Trecho da página:
|---|
Para Silvana Cambiaghi, a arquitetura inclusiva remonta à melhoria da qualidade de vida para todos, independentemente de suas particularidades. “O artigo 58 veio atender às necessidades de quem não é considerado o homem médio padrão, ou seja, os obesos, idosos, gestantes, cadeirantes etc.”

Orientar é preciso

A partir de um entendimento entre o Ministério dos Direitos Humanos e o setor imobiliário, representado por um grupo de trabalho formado por representantes de Secovi-SP, Abrainc (Associação Brasileira de Incorporadoras Imobiliárias), AsBEA (Associação Brasileira dos Escritórios de Arquitetura), SindusCon-SP (Sindicato da Indústria da Construção Civil do Estado de São Paulo) e CBIC (Câmara Brasileira da Indústria da Construção), começou a ser desenvolvida uma cartilha com o intuito de orientar o mercado sobre a aplicação do conceito de acessibilidade na incorporação imobiliária. Inédito no mercado, o material será lançado em dezembro deste ano.

“A Lei não mexe com as edificações existentes. Aplica-se somente aos projetos protocolados para aprovação a partir de 27 de janeiro”, enfatiza Carlos Del Mar, advogado e membro do Conselho Jurídico do Secovi-SP, do SindusCon-SP e conselheiro da CBIC, ao pontuar a importância da cartilha para esclarecer este e outros pontos. Como exemplo, o advogado cita situações práticas que serão abordadas no trabalho. “A cartilha vai sinalizar as modificações que ocorrerão em todo o processo, como mudanças no Memorial de Incorporação, na Convenção de Condomínios, no Memorial Descritivo da Obra e no Manual do Proprietário”, pontua.
|---|
Entradas do conjunto de dados:
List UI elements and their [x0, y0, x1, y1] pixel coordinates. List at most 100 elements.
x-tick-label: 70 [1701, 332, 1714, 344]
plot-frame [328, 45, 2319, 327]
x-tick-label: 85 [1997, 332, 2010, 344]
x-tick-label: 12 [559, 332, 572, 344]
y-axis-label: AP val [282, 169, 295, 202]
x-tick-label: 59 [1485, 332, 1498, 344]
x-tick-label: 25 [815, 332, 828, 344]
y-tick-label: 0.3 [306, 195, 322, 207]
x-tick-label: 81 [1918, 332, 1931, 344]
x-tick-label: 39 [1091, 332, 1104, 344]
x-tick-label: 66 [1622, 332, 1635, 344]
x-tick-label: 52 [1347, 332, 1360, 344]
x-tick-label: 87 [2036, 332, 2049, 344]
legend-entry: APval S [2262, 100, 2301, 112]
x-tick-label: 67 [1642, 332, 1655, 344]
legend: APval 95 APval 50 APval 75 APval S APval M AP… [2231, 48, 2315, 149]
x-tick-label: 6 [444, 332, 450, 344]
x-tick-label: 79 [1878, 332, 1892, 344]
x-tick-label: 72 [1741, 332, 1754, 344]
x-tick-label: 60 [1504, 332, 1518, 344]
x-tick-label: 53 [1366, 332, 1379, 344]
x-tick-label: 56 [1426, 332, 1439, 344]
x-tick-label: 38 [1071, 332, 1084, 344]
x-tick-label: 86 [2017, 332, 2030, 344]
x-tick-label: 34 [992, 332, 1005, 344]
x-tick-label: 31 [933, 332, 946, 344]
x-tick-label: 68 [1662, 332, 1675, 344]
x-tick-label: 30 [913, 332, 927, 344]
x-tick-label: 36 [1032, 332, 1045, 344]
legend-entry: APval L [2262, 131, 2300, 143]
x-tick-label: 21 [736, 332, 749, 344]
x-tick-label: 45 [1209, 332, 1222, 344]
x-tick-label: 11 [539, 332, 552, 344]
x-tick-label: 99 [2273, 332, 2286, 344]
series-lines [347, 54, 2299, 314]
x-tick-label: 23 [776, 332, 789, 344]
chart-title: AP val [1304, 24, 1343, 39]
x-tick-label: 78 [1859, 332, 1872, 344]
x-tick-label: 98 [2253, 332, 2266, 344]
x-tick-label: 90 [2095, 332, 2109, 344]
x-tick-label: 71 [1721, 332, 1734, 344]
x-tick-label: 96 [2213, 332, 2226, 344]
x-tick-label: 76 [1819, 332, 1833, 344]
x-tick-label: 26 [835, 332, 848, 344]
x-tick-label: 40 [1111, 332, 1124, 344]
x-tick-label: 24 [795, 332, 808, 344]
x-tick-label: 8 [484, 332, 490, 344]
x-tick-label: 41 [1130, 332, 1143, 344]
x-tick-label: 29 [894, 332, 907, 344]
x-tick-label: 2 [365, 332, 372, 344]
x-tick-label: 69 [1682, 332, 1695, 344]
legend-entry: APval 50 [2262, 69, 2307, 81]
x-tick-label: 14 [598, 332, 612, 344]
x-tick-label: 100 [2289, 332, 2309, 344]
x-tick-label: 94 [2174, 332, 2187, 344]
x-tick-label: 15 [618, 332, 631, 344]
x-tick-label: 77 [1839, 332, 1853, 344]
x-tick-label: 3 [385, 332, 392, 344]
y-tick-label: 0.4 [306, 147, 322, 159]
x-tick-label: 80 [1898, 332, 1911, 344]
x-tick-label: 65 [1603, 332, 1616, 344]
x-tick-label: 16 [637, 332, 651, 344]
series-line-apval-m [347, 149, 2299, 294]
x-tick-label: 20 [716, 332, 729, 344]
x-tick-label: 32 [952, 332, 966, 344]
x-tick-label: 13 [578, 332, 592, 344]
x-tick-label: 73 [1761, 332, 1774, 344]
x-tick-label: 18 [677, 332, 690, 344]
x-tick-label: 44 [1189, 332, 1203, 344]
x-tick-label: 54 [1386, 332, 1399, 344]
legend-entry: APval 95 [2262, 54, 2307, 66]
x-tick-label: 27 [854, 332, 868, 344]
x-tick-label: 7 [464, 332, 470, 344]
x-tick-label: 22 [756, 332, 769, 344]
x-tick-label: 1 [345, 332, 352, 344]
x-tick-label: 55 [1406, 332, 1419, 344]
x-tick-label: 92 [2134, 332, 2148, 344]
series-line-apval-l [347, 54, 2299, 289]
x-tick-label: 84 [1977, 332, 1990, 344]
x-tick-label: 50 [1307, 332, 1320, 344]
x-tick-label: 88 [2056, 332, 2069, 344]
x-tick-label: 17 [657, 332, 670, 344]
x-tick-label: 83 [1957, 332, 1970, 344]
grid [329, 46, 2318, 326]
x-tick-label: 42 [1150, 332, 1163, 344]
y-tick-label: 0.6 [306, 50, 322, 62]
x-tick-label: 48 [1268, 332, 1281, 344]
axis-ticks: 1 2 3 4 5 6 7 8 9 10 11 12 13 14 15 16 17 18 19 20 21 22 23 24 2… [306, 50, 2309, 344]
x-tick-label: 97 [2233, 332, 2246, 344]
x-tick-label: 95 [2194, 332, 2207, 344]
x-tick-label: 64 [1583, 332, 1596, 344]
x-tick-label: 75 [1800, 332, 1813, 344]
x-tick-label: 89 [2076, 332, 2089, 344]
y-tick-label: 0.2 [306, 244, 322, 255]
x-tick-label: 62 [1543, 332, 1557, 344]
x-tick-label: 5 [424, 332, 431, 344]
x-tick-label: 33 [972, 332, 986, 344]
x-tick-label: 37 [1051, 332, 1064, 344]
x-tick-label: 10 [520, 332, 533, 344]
|---|
Tarefas a realizar:
**a.** Transcreva, do texto sobre acessibilidade, todo o trecho que vai de "A partir de um" até "dezembro deste ano.".
**b.** Segundo o texto sobre acessibilidade, a quais projetos a Lei se aplica?
**c.** Prossiga a redação do texto sobre acessibilidade a partir do ponto em que ele termina.

Respostas em ordem:
**a.**
A partir de um entendimento entre o Ministério dos Direitos Humanos e o setor imobiliário, representado por um grupo de trabalho formado por representantes de Secovi-SP, Abrainc (Associação Brasileira de Incorporadoras Imobiliárias), AsBEA (Associação Brasileira dos Escritórios de Arquitetura), SindusCon-SP (Sindicato da Indústria da Construção Civil do Estado de São Paulo) e CBIC (Câmara Brasileira da Indústria da Construção), começou a ser desenvolvida uma cartilha com o intuito de orientar o mercado sobre a aplicação do conceito de acessibilidade na incorporação imobiliária. Inédito no mercado, o material será lançado em dezembro deste ano.

**b.** Somente aos projetos protocolados para aprovação a partir de 27 de janeiro.

**c.**
A vaga de garagem acessível é um dos pontos importantes da legislação e também será tratada na publicação. O texto da Lei prevê que 2% das vagas sejam reservadas para veículos transportando pessoas com deficiência ou baixa mobilidade. “Você pode ter vagas de uso comum ou vinculadas. O portador de necessidades especiais terá direito de trocá-la, e isto tem reflexo na Convenção de Condomínio, pois a Lei dá a esse morador o direito de requisitá-la”, explica o conselheiro. Nesse caso, uma vaga deverá ficar sob administração do condomínio, que terá de fazer essa cessão temporária para quem necessitar de ajuda no embarque ou desembarque. “A Convenção do Condomínio precisa ter essa regra muito bem definida e caberá ao síndico ou ao administrador gerenciar essa situação”, cita Del Mar.

Carlos Borges ressalta que a ideia da cartilha é realmente tratar as questões do cotidiano e incentivar as empresas a adotarem uma nova visão. “Somos absolutamente favoráveis à incorporação definitiva da acessibilidade nos nossos projetos. Entendemos que o caminho escolhido foi bastante razoável no aspecto econômico. Este é mais um passo para aquilo que chamo de arquitetura inclusiva”, finaliza. «

Unidade internamente acessível

Nos empreendimentos com unidades adaptáveis, o adquirente poderá escolher, dentre os itens listados no Anexo I do decreto, aqueles necessários para a conversão de sua unidade em internamente acessível.  Para o caso em que vale a regra dos 3%, as unidades já são concebidas com estas características construtivas.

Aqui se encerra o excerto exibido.